DOCUMENT EXTRACT:

....................

Background: Percutaneous coronary intervention (PCI) for chronic total occlusion (CTO) is challenging and has been associated with low success rates. However, recent advancements in equipment and the flexibility to switch between multiple technical approaches during the same procedure ("hybrid" percutaneous algorithm) have dramatically increased the success of CTO-PCI. We sought to compare the contemporary procedural outcomes of hybrid CTO-PCI with previously published CTO-PCI studies.
Methods: The procedural outcomes of 497 consecutive CTO-PCIs performed between January 2012 and August 2013 at five high-volume centers in the United States were compared with the pooled success and complication rates reported in 39 prior CTO-PCI series that included ≥100 patients and were published after 2000.

....................

RECORD SET:
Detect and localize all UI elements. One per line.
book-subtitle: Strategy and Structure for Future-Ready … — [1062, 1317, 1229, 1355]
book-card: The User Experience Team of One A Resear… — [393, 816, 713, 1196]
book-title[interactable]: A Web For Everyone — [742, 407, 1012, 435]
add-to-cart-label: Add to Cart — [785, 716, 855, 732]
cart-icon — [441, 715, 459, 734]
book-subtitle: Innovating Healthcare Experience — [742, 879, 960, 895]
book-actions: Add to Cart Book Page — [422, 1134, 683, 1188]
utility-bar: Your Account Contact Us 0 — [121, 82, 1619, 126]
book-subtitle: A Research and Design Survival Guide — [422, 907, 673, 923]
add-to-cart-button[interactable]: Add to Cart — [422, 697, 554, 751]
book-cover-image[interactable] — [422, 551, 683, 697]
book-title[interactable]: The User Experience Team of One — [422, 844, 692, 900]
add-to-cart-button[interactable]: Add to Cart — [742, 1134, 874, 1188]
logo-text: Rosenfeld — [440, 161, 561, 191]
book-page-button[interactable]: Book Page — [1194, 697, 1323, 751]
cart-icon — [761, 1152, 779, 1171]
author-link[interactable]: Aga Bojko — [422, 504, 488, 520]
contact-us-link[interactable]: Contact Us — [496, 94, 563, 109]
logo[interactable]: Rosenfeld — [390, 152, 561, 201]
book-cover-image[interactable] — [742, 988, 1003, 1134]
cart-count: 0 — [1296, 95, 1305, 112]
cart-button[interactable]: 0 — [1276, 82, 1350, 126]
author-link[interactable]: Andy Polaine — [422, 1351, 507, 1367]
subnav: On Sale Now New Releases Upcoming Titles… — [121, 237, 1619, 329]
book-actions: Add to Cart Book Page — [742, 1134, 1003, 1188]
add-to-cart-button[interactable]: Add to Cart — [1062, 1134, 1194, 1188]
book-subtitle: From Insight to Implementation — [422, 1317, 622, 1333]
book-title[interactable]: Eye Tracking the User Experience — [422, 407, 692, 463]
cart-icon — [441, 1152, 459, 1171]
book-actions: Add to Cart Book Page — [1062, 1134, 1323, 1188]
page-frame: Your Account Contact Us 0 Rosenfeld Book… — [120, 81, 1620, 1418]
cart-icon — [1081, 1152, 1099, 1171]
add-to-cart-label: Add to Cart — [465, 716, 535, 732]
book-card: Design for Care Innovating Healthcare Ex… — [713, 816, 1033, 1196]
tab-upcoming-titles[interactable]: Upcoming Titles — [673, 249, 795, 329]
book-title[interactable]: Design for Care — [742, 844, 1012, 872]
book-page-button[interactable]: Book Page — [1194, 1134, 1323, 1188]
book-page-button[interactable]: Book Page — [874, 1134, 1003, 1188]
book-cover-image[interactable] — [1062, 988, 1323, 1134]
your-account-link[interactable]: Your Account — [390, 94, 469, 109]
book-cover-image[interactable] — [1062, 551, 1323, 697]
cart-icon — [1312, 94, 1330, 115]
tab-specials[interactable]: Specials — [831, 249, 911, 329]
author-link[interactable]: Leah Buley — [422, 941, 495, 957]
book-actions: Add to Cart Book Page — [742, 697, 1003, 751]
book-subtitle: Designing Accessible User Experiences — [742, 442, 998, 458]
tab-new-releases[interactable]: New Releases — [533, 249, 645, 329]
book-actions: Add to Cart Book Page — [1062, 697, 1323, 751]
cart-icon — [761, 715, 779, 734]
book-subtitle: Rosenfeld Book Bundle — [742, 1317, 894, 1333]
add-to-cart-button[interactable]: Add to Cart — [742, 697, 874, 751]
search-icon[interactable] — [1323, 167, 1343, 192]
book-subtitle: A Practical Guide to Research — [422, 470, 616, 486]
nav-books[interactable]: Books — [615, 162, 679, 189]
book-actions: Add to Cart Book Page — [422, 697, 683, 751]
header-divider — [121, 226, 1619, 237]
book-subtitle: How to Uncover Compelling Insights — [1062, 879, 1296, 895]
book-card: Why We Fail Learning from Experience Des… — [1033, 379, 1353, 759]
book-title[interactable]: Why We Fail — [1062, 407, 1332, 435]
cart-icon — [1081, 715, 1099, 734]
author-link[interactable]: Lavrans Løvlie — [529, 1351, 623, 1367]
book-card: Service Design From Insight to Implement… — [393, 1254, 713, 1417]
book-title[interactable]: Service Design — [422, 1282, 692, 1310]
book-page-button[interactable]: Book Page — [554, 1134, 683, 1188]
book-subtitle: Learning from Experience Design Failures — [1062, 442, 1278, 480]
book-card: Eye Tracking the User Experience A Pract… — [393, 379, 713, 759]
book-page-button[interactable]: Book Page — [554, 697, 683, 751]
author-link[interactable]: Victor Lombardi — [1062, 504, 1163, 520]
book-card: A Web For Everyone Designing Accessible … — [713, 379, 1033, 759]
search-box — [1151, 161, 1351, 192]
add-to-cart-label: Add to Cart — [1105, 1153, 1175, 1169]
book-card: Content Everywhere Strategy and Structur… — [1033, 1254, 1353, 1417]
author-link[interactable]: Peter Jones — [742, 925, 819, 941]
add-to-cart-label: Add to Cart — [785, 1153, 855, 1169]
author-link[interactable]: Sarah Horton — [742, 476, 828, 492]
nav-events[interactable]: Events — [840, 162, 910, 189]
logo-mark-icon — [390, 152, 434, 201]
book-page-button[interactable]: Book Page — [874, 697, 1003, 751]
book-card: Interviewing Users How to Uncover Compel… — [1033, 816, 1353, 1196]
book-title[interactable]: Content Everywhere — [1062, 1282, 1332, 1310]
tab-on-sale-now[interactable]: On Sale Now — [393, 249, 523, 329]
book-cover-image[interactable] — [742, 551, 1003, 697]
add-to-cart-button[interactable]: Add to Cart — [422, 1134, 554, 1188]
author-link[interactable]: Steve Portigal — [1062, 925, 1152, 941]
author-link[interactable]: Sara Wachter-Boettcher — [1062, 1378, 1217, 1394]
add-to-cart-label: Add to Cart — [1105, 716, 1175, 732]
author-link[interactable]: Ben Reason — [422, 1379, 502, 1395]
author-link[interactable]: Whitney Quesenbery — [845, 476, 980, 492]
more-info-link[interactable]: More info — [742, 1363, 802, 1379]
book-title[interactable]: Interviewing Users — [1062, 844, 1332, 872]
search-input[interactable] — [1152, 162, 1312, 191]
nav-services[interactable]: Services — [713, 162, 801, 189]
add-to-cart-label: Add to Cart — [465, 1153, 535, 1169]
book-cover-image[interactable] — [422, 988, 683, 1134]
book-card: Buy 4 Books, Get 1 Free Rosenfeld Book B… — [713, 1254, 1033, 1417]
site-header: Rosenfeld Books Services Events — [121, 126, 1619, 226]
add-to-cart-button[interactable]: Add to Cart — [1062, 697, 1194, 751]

....................

WORK REQUEST 1: According to the abstract on hybrid CTO-PCI, how many prior CTO-PCI series supplied the pooled success and complication rates used for comparison?
WORK REQUEST 2: Summarize the abstract on hybrid CTO-PCI in two sentences.
WORK REQUEST 3: Proceed with the abstract on hybrid CTO-PCI, picking up after the last sentence of its Methods section.
The listing was taken from a different source and has no connection to the abstract.

ANSWER 1: 39 prior CTO-PCI series.

ANSWER 2: Success rates for percutaneous coronary intervention in chronic total occlusion have historically been low, but better equipment and the hybrid approach of switching between techniques during one procedure have greatly raised them. To compare current results with earlier work, the study set the outcomes of 497 consecutive CTO-PCIs performed at five high-volume U.S. centers between January 2012 and August 2013 against pooled rates from 39 prior series of at least 100 patients published after 2000.

ANSWER 3:
Results: The baseline clinical and angiographic characteristics of the study patients were comparable to those of previous studies. Technical and procedural success was achieved in 455 cases (91.5%) and 451 cases (90.7%), respectively, and were significantly higher than the pooled technical and procedural success rates from prior studies (76.5%, P<.001 and 75.2%, P<.001, respectively). Major procedural complications occurred in 9/497 patients (1.8%) overall and included death (2 patients), acute myocardial infarction (5 patients), repeat target vessel PCI (1 patient), and tamponade requiring pericardiocentesis (2 patients). The incidence of major complications was similar to that of prior studies (pooled rate 2.0%; P=.72).
Conclusion: Use of the hybrid approach to CTO-PCI is associated with higher success and similar complication rates compared to prior studies, supporting its expanded use for treating these challenging lesions.